Aim | An exact copy of the records is required, minus the pictures they hold.

[Data entries]
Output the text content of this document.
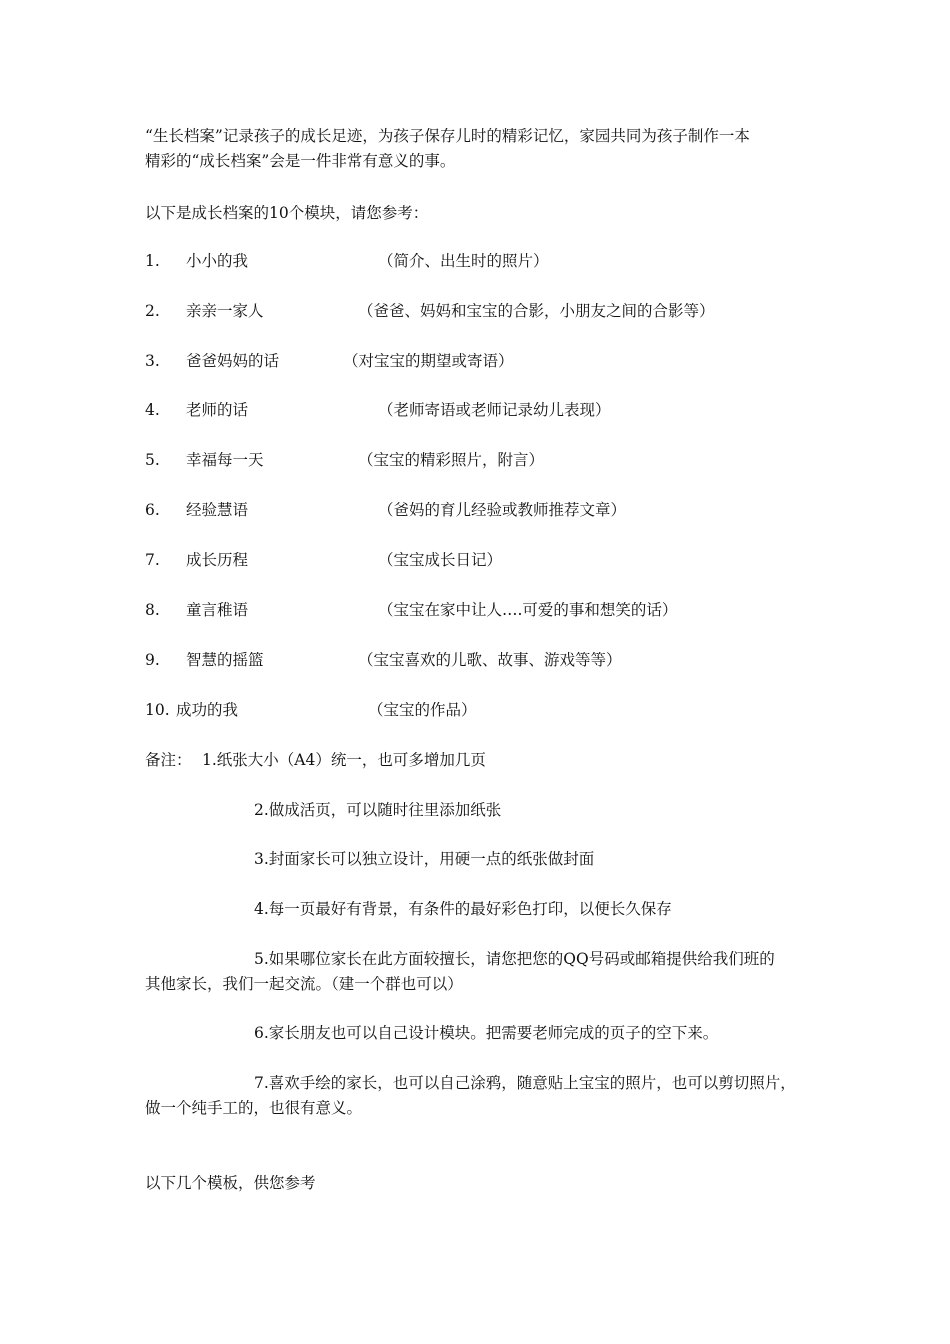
“生长档案”记录孩子的成长足迹，为孩子保存儿时的精彩记忆，家园共同为孩子制作一本
精彩的“成长档案”会是一件非常有意义的事。
以下是成长档案的10个模块，请您参考：
1. 小小的我	（简介、出生时的照片）
2. 亲亲一家人	（爸爸、妈妈和宝宝的合影，小朋友之间的合影等）
3. 爸爸妈妈的话	（对宝宝的期望或寄语）
4. 老师的话	（老师寄语或老师记录幼儿表现）
5. 幸福每一天	（宝宝的精彩照片，附言）
6. 经验慧语	（爸妈的育儿经验或教师推荐文章）
7. 成长历程	（宝宝成长日记）
8. 童言稚语	（宝宝在家中让人….可爱的事和想笑的话）
9. 智慧的摇篮	（宝宝喜欢的儿歌、故事、游戏等等）
10. 成功的我	（宝宝的作品）
备注： 1.纸张大小（A4）统一，也可多增加几页
2.做成活页，可以随时往里添加纸张
3.封面家长可以独立设计，用硬一点的纸张做封面
4.每一页最好有背景，有条件的最好彩色打印，以便长久保存
5.如果哪位家长在此方面较擅长，请您把您的QQ号码或邮箱提供给我们班的
其他家长，我们一起交流。（建一个群也可以）
6.家长朋友也可以自己设计模块。把需要老师完成的页子的空下来。
7.喜欢手绘的家长，也可以自己涂鸦，随意贴上宝宝的照片，也可以剪切照片，
做一个纯手工的，也很有意义。
以下几个模板，供您参考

Problem solution |
Output the text content of this document.
“生长档案”记录孩子的成长足迹，为孩子保存儿时的精彩记忆，家园共同为孩子制作一本
精彩的“成长档案”会是一件非常有意义的事。
以下是成长档案的10个模块，请您参考：
1. 小小的我	（简介、出生时的照片）
2. 亲亲一家人	（爸爸、妈妈和宝宝的合影，小朋友之间的合影等）
3. 爸爸妈妈的话	（对宝宝的期望或寄语）
4. 老师的话	（老师寄语或老师记录幼儿表现）
5. 幸福每一天	（宝宝的精彩照片，附言）
6. 经验慧语	（爸妈的育儿经验或教师推荐文章）
7. 成长历程	（宝宝成长日记）
8. 童言稚语	（宝宝在家中让人….可爱的事和想笑的话）
9. 智慧的摇篮	（宝宝喜欢的儿歌、故事、游戏等等）
10. 成功的我	（宝宝的作品）
备注： 1.纸张大小（A4）统一，也可多增加几页
2.做成活页，可以随时往里添加纸张
3.封面家长可以独立设计，用硬一点的纸张做封面
4.每一页最好有背景，有条件的最好彩色打印，以便长久保存
5.如果哪位家长在此方面较擅长，请您把您的QQ号码或邮箱提供给我们班的
其他家长，我们一起交流。（建一个群也可以）
6.家长朋友也可以自己设计模块。把需要老师完成的页子的空下来。
7.喜欢手绘的家长，也可以自己涂鸦，随意贴上宝宝的照片，也可以剪切照片，
做一个纯手工的，也很有意义。
以下几个模板，供您参考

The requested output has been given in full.